Given request
Please arrange the rows below as a Markdown table with the columns "No." and "Line", one row per line, numbered in order. Leave out blank lines and the pictures.

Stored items
▬▬▬▬▬▬▬▬▬▬

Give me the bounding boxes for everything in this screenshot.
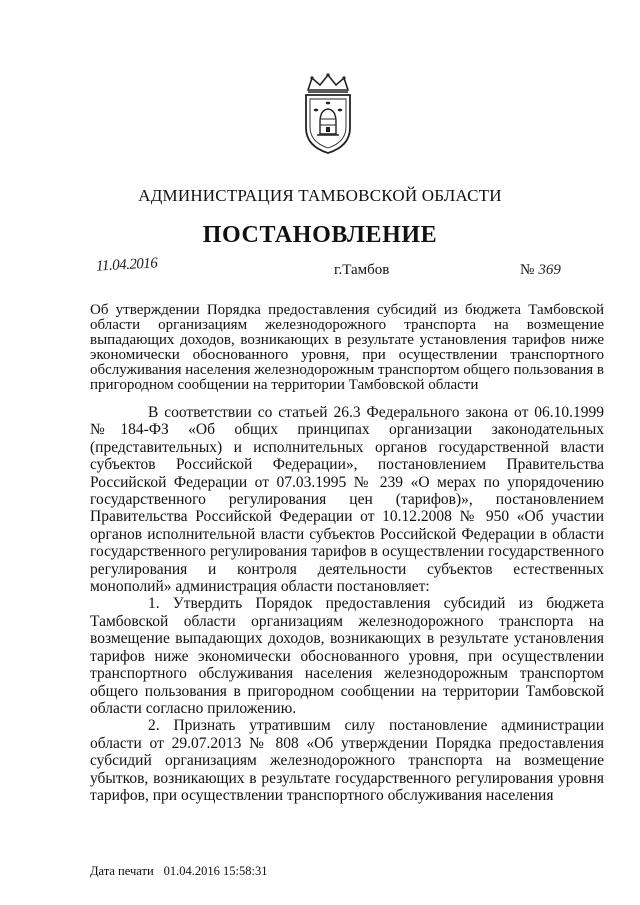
document-subject: Об утверждении Порядка предоставления субсидий из бюджета Тамбовской области организациям железнодорожного транспорта на возмещение выпадающих доходов, возникающих в результате установления тарифов ниже экономически обоснованного уровня, при осуществлении транспортного обслуживания населения железнодорожным транспортом общего пользования в пригородном сообщении на территории Тамбовской области [90, 302, 604, 393]
document-type-heading: ПОСТАНОВЛЕНИЕ [202, 222, 438, 248]
print-date-value: 01.04.2016 15:58:31 [163, 864, 268, 878]
print-date-footer [90, 864, 267, 879]
item-1-paragraph: 1. Утвердить Порядок предоставления субсидий из бюджета Тамбовской области организациям железнодорожного транспорта на возмещение выпадающих доходов, возникающих в результате установления тарифов ниже экономически обоснованного уровня, при осуществлении транспортного обслуживания населения железнодорожным транспортом общего пользования в пригородном сообщении на территории Тамбовской области согласно приложению. [90, 595, 604, 717]
print-date-label: Дата печати [90, 864, 154, 878]
number-sign: № [520, 262, 535, 278]
document-body [90, 404, 604, 804]
administration-title: АДМИНИСТРАЦИЯ ТАМБОВСКОЙ ОБЛАСТИ [138, 186, 502, 205]
handwritten-date: 11.04.2016 [95, 255, 158, 275]
document-number [520, 262, 561, 279]
city-label: г.Тамбов [334, 262, 390, 278]
tambov-coat-of-arms-icon [294, 72, 362, 156]
preamble-paragraph: В соответствии со статьей 26.3 Федерального закона от 06.10.1999 №184-ФЗ «Об общих принципах организации законодательных (представительных) и исполнительных органов государственной власти субъектов Российской Федерации», постановлением Правительства Российской Федерации от 07.03.1995 № 239 «О мерах по упорядочению государственного регулирования цен (тарифов)», постановлением Правительства Российской Федерации от 10.12.2008 № 950 «Об участии органов исполнительной власти субъектов Российской Федерации в области государственного регулирования тарифов в осуществлении государственного регулирования и контроля деятельности субъектов естественных монополий» администрация области постановляет: [90, 404, 604, 596]
item-2-paragraph: 2. Признать утратившим силу постановление администрации области от 29.07.2013 № 808 «Об утверждении Порядка предоставления субсидий организациям железнодорожного транспорта на возмещение убытков, возникающих в результате государственного регулирования уровня тарифов, при осуществлении транспортного обслуживания населения [90, 717, 604, 804]
handwritten-number: 369 [538, 262, 561, 278]
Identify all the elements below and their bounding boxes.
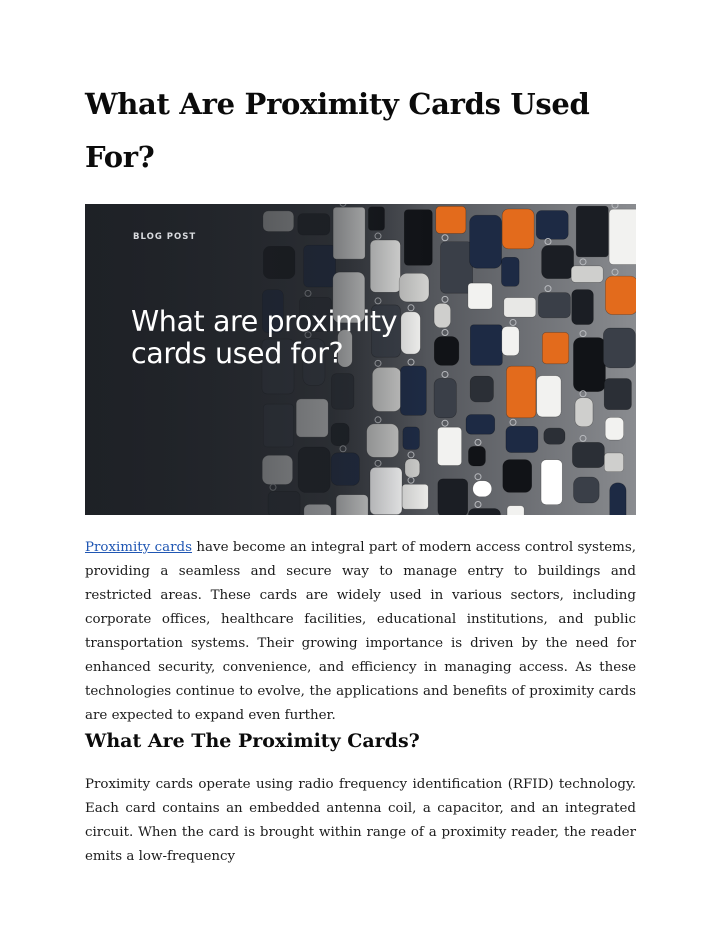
intro-text: have become an integral part of modern access control systems, providing a seamless and secure way to manage entry to buildings and restricted areas. These cards are widely used in various sectors, including corporate offices, healthcare facilities, educational institutions, and public transportation systems. Their growing importance is driven by the need for enhanced security, convenience, and efficiency in managing access. As these technologies continue to evolve, the applications and benefits of proximity cards are expected to expand even further. [85,540,636,723]
section-paragraph: Proximity cards operate using radio frequency identification (RFID) technology. Each card contains an embedded antenna coil, a capacitor, and an integrated circuit. When the card is brought within range of a proximity reader, the reader emits a low-frequency [85,777,636,864]
proximity-cards-link[interactable]: Proximity cards [85,540,192,555]
hero-tag: BLOG POST [133,232,197,242]
intro-paragraph [85,536,636,728]
hero-image [85,204,636,515]
hero-headline: What are proximity cards used for? [131,305,398,370]
article-title: What Are Proximity Cards Used For? [85,87,590,174]
section-heading: What Are The Proximity Cards? [85,730,420,752]
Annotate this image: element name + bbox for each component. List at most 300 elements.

▬▬▬▬▬▬▬▬▬▬

Reply to the task
| No. | Line |
|---|---|
| 1 | Give me the bounding boxes for everything in this screenshot. |
| 2 | document-subject: Об утверждении Порядка предоставления субсидий из бюджета Тамбовской области организациям железнодорожного транспорта на возмещение выпадающих доходов, возникающих в результате установления тарифов ниже экономически обоснованного уровня, при осуществлении транспортного обслуживания населения железнодорожным транспортом общего пользования в пригородном сообщении на территории Тамбовской области [90, 302, 604, 393] |
| 3 | document-type-heading: ПОСТАНОВЛЕНИЕ [202, 222, 438, 248] |
| 4 | print-date-value: 01.04.2016 15:58:31 [163, 864, 268, 878] |
| 5 | print-date-footer [90, 864, 267, 879] |
| 6 | item-1-paragraph: 1. Утвердить Порядок предоставления субсидий из бюджета Тамбовской области организациям железнодорожного транспорта на возмещение выпадающих доходов, возникающих в результате установления тарифов ниже экономически обоснованного уровня, при осуществлении транспортного обслуживания населения железнодорожным транспортом общего пользования в пригородном сообщении на территории Тамбовской области согласно приложению. [90, 595, 604, 717] |
| 7 | print-date-label: Дата печати [90, 864, 154, 878] |
| 8 | number-sign: № [520, 262, 535, 278] |
| 9 | document-body [90, 404, 604, 804] |
| 10 | administration-title: АДМИНИСТРАЦИЯ ТАМБОВСКОЙ ОБЛАСТИ [138, 186, 502, 205] |
| 11 | handwritten-date: 11.04.2016 [95, 255, 158, 275] |
| 12 | document-number [520, 262, 561, 279] |
| 13 | city-label: г.Тамбов [334, 262, 390, 278] |
| 14 | tambov-coat-of-arms-icon [294, 72, 362, 156] |
| 15 | preamble-paragraph: В соответствии со статьей 26.3 Федерального закона от 06.10.1999 №184-ФЗ «Об общих принципах организации законодательных (представительных) и исполнительных органов государственной власти субъектов Российской Федерации», постановлением Правительства Российской Федерации от 07.03.1995 № 239 «О мерах по упорядочению государственного регулирования цен (тарифов)», постановлением Правительства Российской Федерации от 10.12.2008 № 950 «Об участии органов исполнительной власти субъектов Российской Федерации в области государственного регулирования тарифов в осуществлении государственного регулирования и контроля деятельности субъектов естественных монополий» администрация области постановляет: [90, 404, 604, 596] |
| 16 | item-2-paragraph: 2. Признать утратившим силу постановление администрации области от 29.07.2013 № 808 «Об утверждении Порядка предоставления субсидий организациям железнодорожного транспорта на возмещение убытков, возникающих в результате государственного регулирования уровня тарифов, при осуществлении транспортного обслуживания населения [90, 717, 604, 804] |
| 17 | handwritten-number: 369 [538, 262, 561, 278] |
| 18 | Identify all the elements below and their bounding boxes. |
| 19 | intro-text: have become an integral part of modern access control systems, providing a seamless and secure way to manage entry to buildings and restricted areas. These cards are widely used in various sectors, including corporate offices, healthcare facilities, educational institutions, and public transportation systems. Their growing importance is driven by the need for enhanced security, convenience, and efficiency in managing access. As these technologies continue to evolve, the applications and benefits of proximity cards are expected to expand even further. [85,540,636,723] |
| 20 | section-paragraph: Proximity cards operate using radio frequency identification (RFID) technology. Each card contains an embedded antenna coil, a capacitor, and an integrated circuit. When the card is brought within range of a proximity reader, the reader emits a low-frequency [85,777,636,864] |
| 21 | proximity-cards-link[interactable]: Proximity cards [85,540,192,555] |
| 22 | hero-tag: BLOG POST [133,232,197,242] |
| 23 | intro-paragraph [85,536,636,728] |
| 24 | hero-image [85,204,636,515] |
| 25 | hero-headline: What are proximity cards used for? [131,305,398,370] |
| 26 | article-title: What Are Proximity Cards Used For? [85,87,590,174] |
| 27 | section-heading: What Are The Proximity Cards? [85,730,420,752] |
| 28 | Annotate this image: element name + bbox for each component. List at most 300 elements. |